PROVIDED RECORDS:

....................

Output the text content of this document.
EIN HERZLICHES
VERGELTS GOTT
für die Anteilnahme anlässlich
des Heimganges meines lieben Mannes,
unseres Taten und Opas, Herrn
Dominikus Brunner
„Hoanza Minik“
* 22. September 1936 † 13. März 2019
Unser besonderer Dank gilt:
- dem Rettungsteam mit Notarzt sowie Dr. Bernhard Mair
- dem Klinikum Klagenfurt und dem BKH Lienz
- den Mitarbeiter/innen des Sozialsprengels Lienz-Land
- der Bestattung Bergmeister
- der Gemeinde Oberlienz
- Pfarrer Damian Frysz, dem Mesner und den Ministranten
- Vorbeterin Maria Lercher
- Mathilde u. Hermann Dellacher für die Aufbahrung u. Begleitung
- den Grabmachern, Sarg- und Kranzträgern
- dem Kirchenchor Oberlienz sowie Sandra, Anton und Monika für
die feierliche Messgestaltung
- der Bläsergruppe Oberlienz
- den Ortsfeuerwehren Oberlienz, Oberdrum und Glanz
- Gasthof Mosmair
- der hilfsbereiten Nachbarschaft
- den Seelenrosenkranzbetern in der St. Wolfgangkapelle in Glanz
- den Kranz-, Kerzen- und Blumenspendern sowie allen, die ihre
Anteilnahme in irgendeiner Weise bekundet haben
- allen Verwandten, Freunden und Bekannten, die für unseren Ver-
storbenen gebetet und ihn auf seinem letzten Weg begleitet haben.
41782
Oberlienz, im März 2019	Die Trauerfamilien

....................

TASK DIRECTIONS:
From the entries above, pull out each line that includes "haben".

SOLUTION FOR THIS EXERCISE:
Anteilnahme in irgendeiner Weise bekundet haben
storbenen gebetet und ihn auf seinem letzten Weg begleitet haben.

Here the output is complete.